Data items
===

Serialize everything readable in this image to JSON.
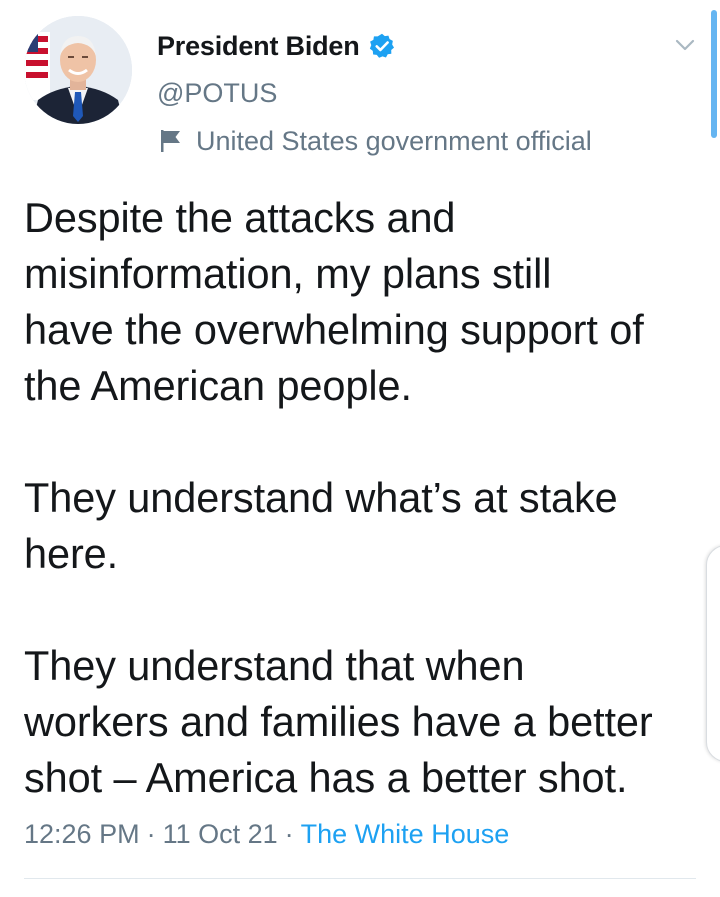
{
  "tweet": {
    "author": {
      "display_name": "President Biden",
      "handle": "@POTUS",
      "verified": true,
      "label": "United States government official"
    },
    "text": "Despite the attacks and\nmisinformation, my plans still\nhave the overwhelming support of\nthe American people.\n\nThey understand what’s at stake\nhere.\n\nThey understand that when\nworkers and families have a better\nshot – America has a better shot.",
    "time": "12:26 PM",
    "date": "11 Oct 21",
    "separator": "·",
    "source": "The White House"
  },
  "icons": {
    "verified": "verified-badge-icon",
    "label": "flag-icon",
    "menu": "chevron-down-icon"
  },
  "colors": {
    "text_primary": "#14171a",
    "text_secondary": "#657786",
    "accent": "#1da1f2",
    "divider": "#e1e8ed"
  }
}
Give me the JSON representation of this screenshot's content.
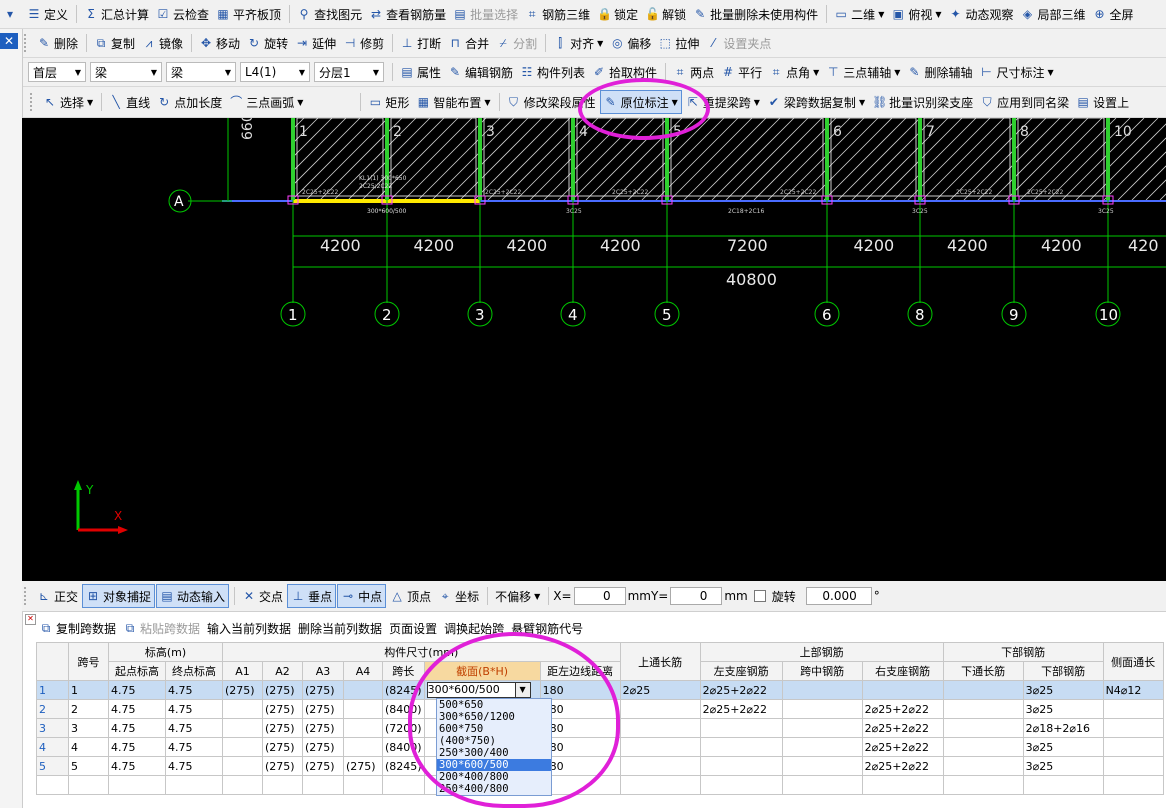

===

▶ **Task**
Exclude the pictures, and transcribe all of the material exactly.

▶ **Answer**
Serialize everything readable in this image to JSON.
{
  "tweet": {
    "author": {
      "display_name": "President Biden",
      "handle": "@POTUS",
      "verified": true,
      "label": "United States government official"
    },
    "text": "Despite the attacks and\nmisinformation, my plans still\nhave the overwhelming support of\nthe American people.\n\nThey understand what’s at stake\nhere.\n\nThey understand that when\nworkers and families have a better\nshot – America has a better shot.",
    "time": "12:26 PM",
    "date": "11 Oct 21",
    "separator": "·",
    "source": "The White House"
  },
  "icons": {
    "verified": "verified-badge-icon",
    "label": "flag-icon",
    "menu": "chevron-down-icon"
  },
  "colors": {
    "text_primary": "#14171a",
    "text_secondary": "#657786",
    "accent": "#1da1f2",
    "divider": "#e1e8ed"
  }
}
Give me the JSON representation of this screenshot's content.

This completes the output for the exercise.